> _Aim of the exercise_:
Set down each entry from the block beneath, exactly as written.
==*==
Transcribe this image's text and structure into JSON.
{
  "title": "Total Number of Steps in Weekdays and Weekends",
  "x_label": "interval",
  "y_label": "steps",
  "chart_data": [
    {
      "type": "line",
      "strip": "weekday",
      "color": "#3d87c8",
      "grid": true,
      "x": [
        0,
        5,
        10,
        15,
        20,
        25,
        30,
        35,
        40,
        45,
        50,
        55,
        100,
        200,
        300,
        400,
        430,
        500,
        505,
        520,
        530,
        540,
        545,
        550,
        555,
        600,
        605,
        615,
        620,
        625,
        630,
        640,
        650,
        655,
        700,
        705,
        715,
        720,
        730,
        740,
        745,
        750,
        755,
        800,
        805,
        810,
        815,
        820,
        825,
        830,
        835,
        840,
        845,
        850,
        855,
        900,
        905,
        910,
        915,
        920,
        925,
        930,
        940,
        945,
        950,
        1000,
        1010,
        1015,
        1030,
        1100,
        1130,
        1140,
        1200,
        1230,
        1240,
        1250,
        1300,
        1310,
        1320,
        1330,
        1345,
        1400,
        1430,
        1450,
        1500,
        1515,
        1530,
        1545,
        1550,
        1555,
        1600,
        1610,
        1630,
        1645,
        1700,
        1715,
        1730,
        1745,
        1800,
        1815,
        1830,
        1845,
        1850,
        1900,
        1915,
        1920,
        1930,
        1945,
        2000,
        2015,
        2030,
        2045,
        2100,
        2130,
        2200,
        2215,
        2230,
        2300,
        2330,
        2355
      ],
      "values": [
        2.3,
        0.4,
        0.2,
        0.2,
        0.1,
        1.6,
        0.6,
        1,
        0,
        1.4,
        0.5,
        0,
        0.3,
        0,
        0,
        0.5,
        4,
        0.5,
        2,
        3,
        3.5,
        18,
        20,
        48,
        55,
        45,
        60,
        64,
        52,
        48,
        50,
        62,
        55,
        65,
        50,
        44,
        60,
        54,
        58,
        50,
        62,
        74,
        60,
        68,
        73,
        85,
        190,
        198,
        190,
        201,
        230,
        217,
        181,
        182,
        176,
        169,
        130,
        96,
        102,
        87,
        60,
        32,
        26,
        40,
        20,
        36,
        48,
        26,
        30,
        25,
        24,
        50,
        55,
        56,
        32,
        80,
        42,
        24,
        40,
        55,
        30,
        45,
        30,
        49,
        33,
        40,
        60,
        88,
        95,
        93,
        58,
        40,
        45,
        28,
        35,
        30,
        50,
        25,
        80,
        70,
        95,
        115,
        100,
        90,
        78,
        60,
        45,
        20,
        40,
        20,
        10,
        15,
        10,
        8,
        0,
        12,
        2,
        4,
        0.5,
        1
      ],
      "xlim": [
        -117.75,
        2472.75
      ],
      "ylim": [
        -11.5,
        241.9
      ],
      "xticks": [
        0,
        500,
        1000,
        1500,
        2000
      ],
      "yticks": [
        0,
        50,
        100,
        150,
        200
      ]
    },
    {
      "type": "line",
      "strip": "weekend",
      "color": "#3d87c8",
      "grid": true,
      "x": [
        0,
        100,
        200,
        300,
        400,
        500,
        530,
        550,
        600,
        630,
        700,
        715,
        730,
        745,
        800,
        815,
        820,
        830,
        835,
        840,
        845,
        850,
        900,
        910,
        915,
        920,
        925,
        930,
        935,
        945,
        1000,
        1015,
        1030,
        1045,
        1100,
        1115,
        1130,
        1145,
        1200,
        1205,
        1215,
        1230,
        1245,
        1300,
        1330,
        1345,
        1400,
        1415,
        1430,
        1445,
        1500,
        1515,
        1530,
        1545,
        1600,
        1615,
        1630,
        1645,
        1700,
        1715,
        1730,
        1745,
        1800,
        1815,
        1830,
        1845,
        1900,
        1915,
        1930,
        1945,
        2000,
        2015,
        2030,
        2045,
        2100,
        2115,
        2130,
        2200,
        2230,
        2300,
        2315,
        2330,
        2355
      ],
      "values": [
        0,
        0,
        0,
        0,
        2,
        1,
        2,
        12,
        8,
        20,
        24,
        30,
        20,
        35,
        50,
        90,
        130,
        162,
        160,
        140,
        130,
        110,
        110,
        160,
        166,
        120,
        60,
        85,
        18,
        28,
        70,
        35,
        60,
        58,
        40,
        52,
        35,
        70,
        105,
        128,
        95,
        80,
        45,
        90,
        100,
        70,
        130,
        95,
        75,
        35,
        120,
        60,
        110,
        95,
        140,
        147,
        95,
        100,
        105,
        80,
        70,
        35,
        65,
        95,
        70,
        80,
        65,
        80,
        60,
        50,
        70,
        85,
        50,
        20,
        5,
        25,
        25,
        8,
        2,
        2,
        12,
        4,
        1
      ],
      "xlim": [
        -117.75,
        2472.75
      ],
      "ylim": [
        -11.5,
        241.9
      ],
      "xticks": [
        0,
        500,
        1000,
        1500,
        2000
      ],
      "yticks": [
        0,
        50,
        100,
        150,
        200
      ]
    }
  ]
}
==*==
> _Task result_:
Transcribe this image's text and structure into JSON.
{
  "title": "Total Number of Steps in Weekdays and Weekends",
  "x_label": "interval",
  "y_label": "steps",
  "chart_data": [
    {
      "type": "line",
      "strip": "weekday",
      "color": "#3d87c8",
      "grid": true,
      "x": [
        0,
        5,
        10,
        15,
        20,
        25,
        30,
        35,
        40,
        45,
        50,
        55,
        100,
        200,
        300,
        400,
        430,
        500,
        505,
        520,
        530,
        540,
        545,
        550,
        555,
        600,
        605,
        615,
        620,
        625,
        630,
        640,
        650,
        655,
        700,
        705,
        715,
        720,
        730,
        740,
        745,
        750,
        755,
        800,
        805,
        810,
        815,
        820,
        825,
        830,
        835,
        840,
        845,
        850,
        855,
        900,
        905,
        910,
        915,
        920,
        925,
        930,
        940,
        945,
        950,
        1000,
        1010,
        1015,
        1030,
        1100,
        1130,
        1140,
        1200,
        1230,
        1240,
        1250,
        1300,
        1310,
        1320,
        1330,
        1345,
        1400,
        1430,
        1450,
        1500,
        1515,
        1530,
        1545,
        1550,
        1555,
        1600,
        1610,
        1630,
        1645,
        1700,
        1715,
        1730,
        1745,
        1800,
        1815,
        1830,
        1845,
        1850,
        1900,
        1915,
        1920,
        1930,
        1945,
        2000,
        2015,
        2030,
        2045,
        2100,
        2130,
        2200,
        2215,
        2230,
        2300,
        2330,
        2355
      ],
      "values": [
        2.3,
        0.4,
        0.2,
        0.2,
        0.1,
        1.6,
        0.6,
        1,
        0,
        1.4,
        0.5,
        0,
        0.3,
        0,
        0,
        0.5,
        4,
        0.5,
        2,
        3,
        3.5,
        18,
        20,
        48,
        55,
        45,
        60,
        64,
        52,
        48,
        50,
        62,
        55,
        65,
        50,
        44,
        60,
        54,
        58,
        50,
        62,
        74,
        60,
        68,
        73,
        85,
        190,
        198,
        190,
        201,
        230,
        217,
        181,
        182,
        176,
        169,
        130,
        96,
        102,
        87,
        60,
        32,
        26,
        40,
        20,
        36,
        48,
        26,
        30,
        25,
        24,
        50,
        55,
        56,
        32,
        80,
        42,
        24,
        40,
        55,
        30,
        45,
        30,
        49,
        33,
        40,
        60,
        88,
        95,
        93,
        58,
        40,
        45,
        28,
        35,
        30,
        50,
        25,
        80,
        70,
        95,
        115,
        100,
        90,
        78,
        60,
        45,
        20,
        40,
        20,
        10,
        15,
        10,
        8,
        0,
        12,
        2,
        4,
        0.5,
        1
      ],
      "xlim": [
        -117.75,
        2472.75
      ],
      "ylim": [
        -11.5,
        241.9
      ],
      "xticks": [
        0,
        500,
        1000,
        1500,
        2000
      ],
      "yticks": [
        0,
        50,
        100,
        150,
        200
      ]
    },
    {
      "type": "line",
      "strip": "weekend",
      "color": "#3d87c8",
      "grid": true,
      "x": [
        0,
        100,
        200,
        300,
        400,
        500,
        530,
        550,
        600,
        630,
        700,
        715,
        730,
        745,
        800,
        815,
        820,
        830,
        835,
        840,
        845,
        850,
        900,
        910,
        915,
        920,
        925,
        930,
        935,
        945,
        1000,
        1015,
        1030,
        1045,
        1100,
        1115,
        1130,
        1145,
        1200,
        1205,
        1215,
        1230,
        1245,
        1300,
        1330,
        1345,
        1400,
        1415,
        1430,
        1445,
        1500,
        1515,
        1530,
        1545,
        1600,
        1615,
        1630,
        1645,
        1700,
        1715,
        1730,
        1745,
        1800,
        1815,
        1830,
        1845,
        1900,
        1915,
        1930,
        1945,
        2000,
        2015,
        2030,
        2045,
        2100,
        2115,
        2130,
        2200,
        2230,
        2300,
        2315,
        2330,
        2355
      ],
      "values": [
        0,
        0,
        0,
        0,
        2,
        1,
        2,
        12,
        8,
        20,
        24,
        30,
        20,
        35,
        50,
        90,
        130,
        162,
        160,
        140,
        130,
        110,
        110,
        160,
        166,
        120,
        60,
        85,
        18,
        28,
        70,
        35,
        60,
        58,
        40,
        52,
        35,
        70,
        105,
        128,
        95,
        80,
        45,
        90,
        100,
        70,
        130,
        95,
        75,
        35,
        120,
        60,
        110,
        95,
        140,
        147,
        95,
        100,
        105,
        80,
        70,
        35,
        65,
        95,
        70,
        80,
        65,
        80,
        60,
        50,
        70,
        85,
        50,
        20,
        5,
        25,
        25,
        8,
        2,
        2,
        12,
        4,
        1
      ],
      "xlim": [
        -117.75,
        2472.75
      ],
      "ylim": [
        -11.5,
        241.9
      ],
      "xticks": [
        0,
        500,
        1000,
        1500,
        2000
      ],
      "yticks": [
        0,
        50,
        100,
        150,
        200
      ]
    }
  ]
}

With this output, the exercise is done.